▸ Texto de leitura
Mas Lina não sucumbiu. Encontrou verdadeiras aliadas dentro da casa para se fortalecer. Encontrou em duas mulheres negras, Jessilane Alves e Natália Deodato, também de origem periférica como ela, seu alento. Como toda amizade de verdade, as comadres tinham seus conflitos. E ainda bem. E ainda bem que Lina ainda encontrou acolhimento e afeto em Naiara Azevedo e Lucas Bissoli. E Lina foi leal ao seu grupo.
Com esse grupo de afeto, Lina conseguiu ser apenas Lina. Protagonizou um dos beijos mais bonitos do BBB, se jogou nas festas e nas provas. Infelizmente teve muito azar em muitas provas, ficando ali no “quase” da tão esperada linnderança. Foi em um gesto que fez muita gente aqui, do lado de fora, chorar que ela chegou ao quarto do líder, quando o grupo rival, composto pelos atletas Paulo André e Pedro Scooby e pelo ator Douglas Silva desistiu da prova. Não por dó, mas por saber que Lina precisava disso.
Em um dos primeiros paredões que Lina caiu, foi a menos votada. Só 5,5% do público queria ela fora do programa. Não vou tentar explicar os motivos do jogo que tiraram Lina do BBB, porque não concordo com a narrativa que tem ganhado força nas redes sociais, de que ela teria traído a boa ação dos meninos ao indicar Paulo André ao paredão.
Isso porque eu não acredito que haja uma separação entre o jogo e a vida real. Vivemos em uma sociedade estruturalmente transfóbica, racista, machista e elitista. Um “erro” de Lina na frente de dezenas de câmeras, com milhões de pessoas assistindo, sempre vai ter mais peso do que um erro de um participante cishétero, branco com grana no bolso. Sempre foi assim e no jogo não seria diferente. Não à toa ela foi eliminada em um paredão que tinha dois homens cishéteros e brancos.
Aqui fora, a equipe de Lina, composta apenas por travestis, precisou lidar com questões judiciais, ao lado da advogada Juliana Souza, selecionando as transfobias e ameaças que a cantora sofreu nas redes sociais. Tudo isso foi registrado na Delegacia de Crimes Raciais e Delitos de Intolerância (Decradi), em São Paulo. Esse é o reflexo do país que mais mata a população trans em todo o mundo.

▸ O que se pede
Reproduza o trecho do texto sobre Lina no BBB desde "Em um dos primeiros" até "André ao paredão.", inclusive, trocando "narrativa" por "versão".

▸ Registros armazenados
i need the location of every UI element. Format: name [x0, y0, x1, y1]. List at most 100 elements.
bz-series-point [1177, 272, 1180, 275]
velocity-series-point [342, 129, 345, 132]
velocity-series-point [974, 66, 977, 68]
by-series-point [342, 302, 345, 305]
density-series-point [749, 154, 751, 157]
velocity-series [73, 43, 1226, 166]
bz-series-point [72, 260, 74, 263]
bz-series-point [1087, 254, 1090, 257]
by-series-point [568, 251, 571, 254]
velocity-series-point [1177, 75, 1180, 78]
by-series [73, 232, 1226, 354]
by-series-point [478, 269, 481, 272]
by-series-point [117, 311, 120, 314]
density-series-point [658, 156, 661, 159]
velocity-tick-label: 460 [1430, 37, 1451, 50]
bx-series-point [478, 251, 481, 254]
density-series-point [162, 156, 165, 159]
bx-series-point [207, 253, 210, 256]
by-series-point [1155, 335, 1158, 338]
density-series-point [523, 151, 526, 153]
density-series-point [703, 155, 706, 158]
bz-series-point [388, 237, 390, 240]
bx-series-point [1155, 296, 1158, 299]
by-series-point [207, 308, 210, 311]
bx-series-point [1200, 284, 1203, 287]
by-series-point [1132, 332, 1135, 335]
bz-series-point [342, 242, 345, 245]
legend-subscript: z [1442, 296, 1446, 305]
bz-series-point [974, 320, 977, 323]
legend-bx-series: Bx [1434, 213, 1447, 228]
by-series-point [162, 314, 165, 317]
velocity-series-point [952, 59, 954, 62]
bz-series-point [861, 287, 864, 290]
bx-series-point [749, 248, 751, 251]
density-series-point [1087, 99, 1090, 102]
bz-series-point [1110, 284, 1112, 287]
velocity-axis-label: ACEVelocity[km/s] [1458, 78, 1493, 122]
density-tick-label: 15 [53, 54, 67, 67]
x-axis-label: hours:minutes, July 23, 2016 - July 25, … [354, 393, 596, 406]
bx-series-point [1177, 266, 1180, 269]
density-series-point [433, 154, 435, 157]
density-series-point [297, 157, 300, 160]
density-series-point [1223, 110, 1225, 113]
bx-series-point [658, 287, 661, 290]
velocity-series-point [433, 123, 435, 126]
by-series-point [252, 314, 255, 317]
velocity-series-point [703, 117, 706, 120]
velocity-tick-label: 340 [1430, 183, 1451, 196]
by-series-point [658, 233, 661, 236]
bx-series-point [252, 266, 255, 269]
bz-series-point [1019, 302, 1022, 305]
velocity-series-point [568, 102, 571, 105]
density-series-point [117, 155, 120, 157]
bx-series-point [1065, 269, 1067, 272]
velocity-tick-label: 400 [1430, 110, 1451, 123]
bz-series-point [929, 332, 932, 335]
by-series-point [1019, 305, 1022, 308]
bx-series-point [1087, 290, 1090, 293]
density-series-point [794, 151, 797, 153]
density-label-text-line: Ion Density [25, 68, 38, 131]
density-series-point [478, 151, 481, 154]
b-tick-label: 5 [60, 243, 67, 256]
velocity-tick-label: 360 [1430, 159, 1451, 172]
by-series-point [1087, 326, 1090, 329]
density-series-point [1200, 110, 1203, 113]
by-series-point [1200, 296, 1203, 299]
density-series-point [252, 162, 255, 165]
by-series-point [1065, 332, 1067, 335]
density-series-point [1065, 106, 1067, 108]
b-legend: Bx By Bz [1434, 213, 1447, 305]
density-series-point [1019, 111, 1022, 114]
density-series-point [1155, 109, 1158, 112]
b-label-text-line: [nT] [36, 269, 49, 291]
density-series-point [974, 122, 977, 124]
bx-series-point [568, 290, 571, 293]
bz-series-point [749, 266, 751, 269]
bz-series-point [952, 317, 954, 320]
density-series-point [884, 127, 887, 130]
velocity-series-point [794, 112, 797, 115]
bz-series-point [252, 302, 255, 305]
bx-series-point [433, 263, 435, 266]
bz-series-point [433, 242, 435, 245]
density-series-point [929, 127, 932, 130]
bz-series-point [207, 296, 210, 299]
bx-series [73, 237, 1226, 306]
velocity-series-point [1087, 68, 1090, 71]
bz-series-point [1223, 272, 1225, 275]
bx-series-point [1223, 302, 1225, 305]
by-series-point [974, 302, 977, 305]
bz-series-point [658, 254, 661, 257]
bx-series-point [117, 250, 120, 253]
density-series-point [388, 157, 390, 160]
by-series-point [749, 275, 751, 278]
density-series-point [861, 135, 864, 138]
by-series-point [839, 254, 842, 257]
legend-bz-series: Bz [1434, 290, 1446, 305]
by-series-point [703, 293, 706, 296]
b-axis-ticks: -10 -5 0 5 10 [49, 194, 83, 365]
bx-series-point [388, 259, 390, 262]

▸ Resposta escrita
Em um dos primeiros paredões que Lina caiu, foi a menos votada. Só 5,5% do público queria ela fora do programa. Não vou tentar explicar os motivos do jogo que tiraram Lina do BBB, porque não concordo com a versão que tem ganhado força nas redes sociais, de que ela teria traído a boa ação dos meninos ao indicar Paulo André ao paredão.